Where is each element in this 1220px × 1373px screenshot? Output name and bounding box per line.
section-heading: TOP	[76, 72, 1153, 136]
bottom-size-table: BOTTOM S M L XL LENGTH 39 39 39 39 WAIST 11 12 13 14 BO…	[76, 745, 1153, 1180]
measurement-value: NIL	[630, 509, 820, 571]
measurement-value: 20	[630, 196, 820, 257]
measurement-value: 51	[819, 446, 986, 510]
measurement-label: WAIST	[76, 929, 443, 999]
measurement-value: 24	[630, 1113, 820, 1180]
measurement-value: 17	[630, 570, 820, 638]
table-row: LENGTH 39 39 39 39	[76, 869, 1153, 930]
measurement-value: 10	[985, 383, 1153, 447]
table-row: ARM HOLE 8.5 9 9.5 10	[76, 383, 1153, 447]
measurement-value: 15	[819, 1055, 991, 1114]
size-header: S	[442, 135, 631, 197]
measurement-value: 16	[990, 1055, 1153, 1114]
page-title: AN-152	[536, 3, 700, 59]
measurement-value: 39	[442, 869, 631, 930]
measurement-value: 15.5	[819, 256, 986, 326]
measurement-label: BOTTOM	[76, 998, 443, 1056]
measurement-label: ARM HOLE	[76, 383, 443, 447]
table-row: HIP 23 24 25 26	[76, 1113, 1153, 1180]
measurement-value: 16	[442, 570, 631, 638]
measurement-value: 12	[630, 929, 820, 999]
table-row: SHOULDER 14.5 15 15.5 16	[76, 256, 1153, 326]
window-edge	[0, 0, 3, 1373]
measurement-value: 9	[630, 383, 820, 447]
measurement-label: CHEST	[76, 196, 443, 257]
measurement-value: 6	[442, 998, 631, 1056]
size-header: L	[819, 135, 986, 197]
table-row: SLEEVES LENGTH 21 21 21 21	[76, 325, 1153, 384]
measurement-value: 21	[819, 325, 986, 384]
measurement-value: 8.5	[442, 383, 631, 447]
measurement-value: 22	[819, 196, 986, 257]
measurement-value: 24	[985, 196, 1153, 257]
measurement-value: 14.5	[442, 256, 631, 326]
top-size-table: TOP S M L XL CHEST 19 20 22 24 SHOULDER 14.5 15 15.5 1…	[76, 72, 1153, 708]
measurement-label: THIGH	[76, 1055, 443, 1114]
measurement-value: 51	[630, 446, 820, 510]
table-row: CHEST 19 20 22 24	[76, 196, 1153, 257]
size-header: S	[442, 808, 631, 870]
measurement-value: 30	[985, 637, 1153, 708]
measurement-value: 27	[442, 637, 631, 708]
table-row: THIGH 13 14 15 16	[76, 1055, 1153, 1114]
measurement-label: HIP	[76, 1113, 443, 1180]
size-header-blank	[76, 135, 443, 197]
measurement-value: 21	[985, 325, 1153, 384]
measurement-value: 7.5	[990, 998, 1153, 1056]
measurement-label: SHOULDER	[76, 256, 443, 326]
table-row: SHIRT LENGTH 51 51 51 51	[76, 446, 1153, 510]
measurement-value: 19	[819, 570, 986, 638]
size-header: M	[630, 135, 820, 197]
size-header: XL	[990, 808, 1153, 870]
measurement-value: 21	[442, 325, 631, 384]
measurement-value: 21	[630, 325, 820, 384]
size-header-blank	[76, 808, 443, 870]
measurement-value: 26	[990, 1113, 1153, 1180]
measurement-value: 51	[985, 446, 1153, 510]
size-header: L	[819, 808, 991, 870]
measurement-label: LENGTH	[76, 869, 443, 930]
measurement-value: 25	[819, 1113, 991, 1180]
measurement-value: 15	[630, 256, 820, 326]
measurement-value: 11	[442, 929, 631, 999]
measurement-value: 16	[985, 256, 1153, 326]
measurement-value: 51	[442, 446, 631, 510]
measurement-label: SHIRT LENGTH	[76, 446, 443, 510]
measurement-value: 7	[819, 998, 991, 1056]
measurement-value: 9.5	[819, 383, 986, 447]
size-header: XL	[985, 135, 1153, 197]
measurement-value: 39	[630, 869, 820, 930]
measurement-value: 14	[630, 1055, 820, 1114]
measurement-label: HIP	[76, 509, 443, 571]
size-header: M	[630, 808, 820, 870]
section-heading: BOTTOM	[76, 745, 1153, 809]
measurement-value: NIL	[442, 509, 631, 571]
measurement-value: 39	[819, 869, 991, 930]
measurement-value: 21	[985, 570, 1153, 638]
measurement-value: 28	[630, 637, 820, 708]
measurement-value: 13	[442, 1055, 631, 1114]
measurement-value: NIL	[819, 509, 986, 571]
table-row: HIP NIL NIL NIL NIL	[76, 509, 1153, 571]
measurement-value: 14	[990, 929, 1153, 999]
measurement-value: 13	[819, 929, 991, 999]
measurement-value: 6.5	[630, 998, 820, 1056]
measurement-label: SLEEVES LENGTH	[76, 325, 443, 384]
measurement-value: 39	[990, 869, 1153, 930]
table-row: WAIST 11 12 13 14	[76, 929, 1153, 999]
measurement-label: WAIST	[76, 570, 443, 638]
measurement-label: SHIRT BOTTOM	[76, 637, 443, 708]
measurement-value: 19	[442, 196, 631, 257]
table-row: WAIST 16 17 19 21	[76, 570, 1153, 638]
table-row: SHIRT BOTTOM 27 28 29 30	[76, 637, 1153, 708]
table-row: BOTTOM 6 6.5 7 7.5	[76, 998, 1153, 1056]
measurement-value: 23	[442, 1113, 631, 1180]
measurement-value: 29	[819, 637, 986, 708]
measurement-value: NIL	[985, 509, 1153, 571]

============

• _Given exercise_: Copy the data word for word.

• _Output for this exercise_:
Where is each element in this 1220px × 1373px screenshot? Output name and bounding box per line.
section-heading: TOP	[76, 72, 1153, 136]
bottom-size-table: BOTTOM S M L XL LENGTH 39 39 39 39 WAIST 11 12 13 14 BO…	[76, 745, 1153, 1180]
measurement-value: NIL	[630, 509, 820, 571]
measurement-value: 20	[630, 196, 820, 257]
measurement-value: 51	[819, 446, 986, 510]
measurement-label: WAIST	[76, 929, 443, 999]
measurement-value: 24	[630, 1113, 820, 1180]
measurement-value: 17	[630, 570, 820, 638]
table-row: LENGTH 39 39 39 39	[76, 869, 1153, 930]
measurement-value: 10	[985, 383, 1153, 447]
table-row: ARM HOLE 8.5 9 9.5 10	[76, 383, 1153, 447]
measurement-value: 15	[819, 1055, 991, 1114]
size-header: S	[442, 135, 631, 197]
measurement-value: 16	[990, 1055, 1153, 1114]
page-title: AN-152	[536, 3, 700, 59]
measurement-value: 39	[442, 869, 631, 930]
measurement-value: 15.5	[819, 256, 986, 326]
measurement-label: BOTTOM	[76, 998, 443, 1056]
measurement-label: ARM HOLE	[76, 383, 443, 447]
table-row: HIP 23 24 25 26	[76, 1113, 1153, 1180]
measurement-value: 16	[442, 570, 631, 638]
measurement-value: 12	[630, 929, 820, 999]
table-row: SHOULDER 14.5 15 15.5 16	[76, 256, 1153, 326]
window-edge	[0, 0, 3, 1373]
measurement-value: 9	[630, 383, 820, 447]
measurement-label: CHEST	[76, 196, 443, 257]
measurement-value: 6	[442, 998, 631, 1056]
size-header: L	[819, 135, 986, 197]
table-row: SLEEVES LENGTH 21 21 21 21	[76, 325, 1153, 384]
measurement-value: 21	[819, 325, 986, 384]
measurement-value: 8.5	[442, 383, 631, 447]
measurement-value: 22	[819, 196, 986, 257]
measurement-value: 24	[985, 196, 1153, 257]
measurement-value: 14.5	[442, 256, 631, 326]
top-size-table: TOP S M L XL CHEST 19 20 22 24 SHOULDER 14.5 15 15.5 1…	[76, 72, 1153, 708]
measurement-label: THIGH	[76, 1055, 443, 1114]
measurement-value: 51	[630, 446, 820, 510]
table-row: CHEST 19 20 22 24	[76, 196, 1153, 257]
size-header: S	[442, 808, 631, 870]
measurement-value: 30	[985, 637, 1153, 708]
measurement-value: 27	[442, 637, 631, 708]
table-row: THIGH 13 14 15 16	[76, 1055, 1153, 1114]
measurement-label: HIP	[76, 1113, 443, 1180]
size-header-blank	[76, 135, 443, 197]
measurement-value: 21	[985, 325, 1153, 384]
measurement-value: 7.5	[990, 998, 1153, 1056]
measurement-label: SHOULDER	[76, 256, 443, 326]
table-row: SHIRT LENGTH 51 51 51 51	[76, 446, 1153, 510]
measurement-value: 19	[819, 570, 986, 638]
size-header: M	[630, 135, 820, 197]
size-header: XL	[990, 808, 1153, 870]
measurement-value: 21	[442, 325, 631, 384]
measurement-value: 21	[630, 325, 820, 384]
size-header-blank	[76, 808, 443, 870]
measurement-value: 26	[990, 1113, 1153, 1180]
measurement-value: 51	[985, 446, 1153, 510]
size-header: L	[819, 808, 991, 870]
measurement-label: LENGTH	[76, 869, 443, 930]
measurement-value: 25	[819, 1113, 991, 1180]
measurement-value: 15	[630, 256, 820, 326]
measurement-value: 11	[442, 929, 631, 999]
measurement-value: 16	[985, 256, 1153, 326]
measurement-value: 51	[442, 446, 631, 510]
measurement-label: SHIRT LENGTH	[76, 446, 443, 510]
measurement-value: 7	[819, 998, 991, 1056]
measurement-value: 9.5	[819, 383, 986, 447]
size-header: XL	[985, 135, 1153, 197]
measurement-value: 39	[630, 869, 820, 930]
measurement-value: 14	[630, 1055, 820, 1114]
measurement-label: HIP	[76, 509, 443, 571]
size-header: M	[630, 808, 820, 870]
section-heading: BOTTOM	[76, 745, 1153, 809]
measurement-value: NIL	[442, 509, 631, 571]
measurement-value: 39	[819, 869, 991, 930]
measurement-value: 21	[985, 570, 1153, 638]
measurement-value: 28	[630, 637, 820, 708]
measurement-value: 13	[442, 1055, 631, 1114]
measurement-value: NIL	[819, 509, 986, 571]
table-row: HIP NIL NIL NIL NIL	[76, 509, 1153, 571]
measurement-value: 14	[990, 929, 1153, 999]
measurement-value: 13	[819, 929, 991, 999]
measurement-value: 6.5	[630, 998, 820, 1056]
measurement-label: SLEEVES LENGTH	[76, 325, 443, 384]
measurement-value: 39	[990, 869, 1153, 930]
table-row: WAIST 11 12 13 14	[76, 929, 1153, 999]
measurement-label: WAIST	[76, 570, 443, 638]
measurement-label: SHIRT BOTTOM	[76, 637, 443, 708]
measurement-value: 19	[442, 196, 631, 257]
table-row: WAIST 16 17 19 21	[76, 570, 1153, 638]
table-row: SHIRT BOTTOM 27 28 29 30	[76, 637, 1153, 708]
table-row: BOTTOM 6 6.5 7 7.5	[76, 998, 1153, 1056]
measurement-value: 23	[442, 1113, 631, 1180]
measurement-value: 29	[819, 637, 986, 708]
measurement-value: NIL	[985, 509, 1153, 571]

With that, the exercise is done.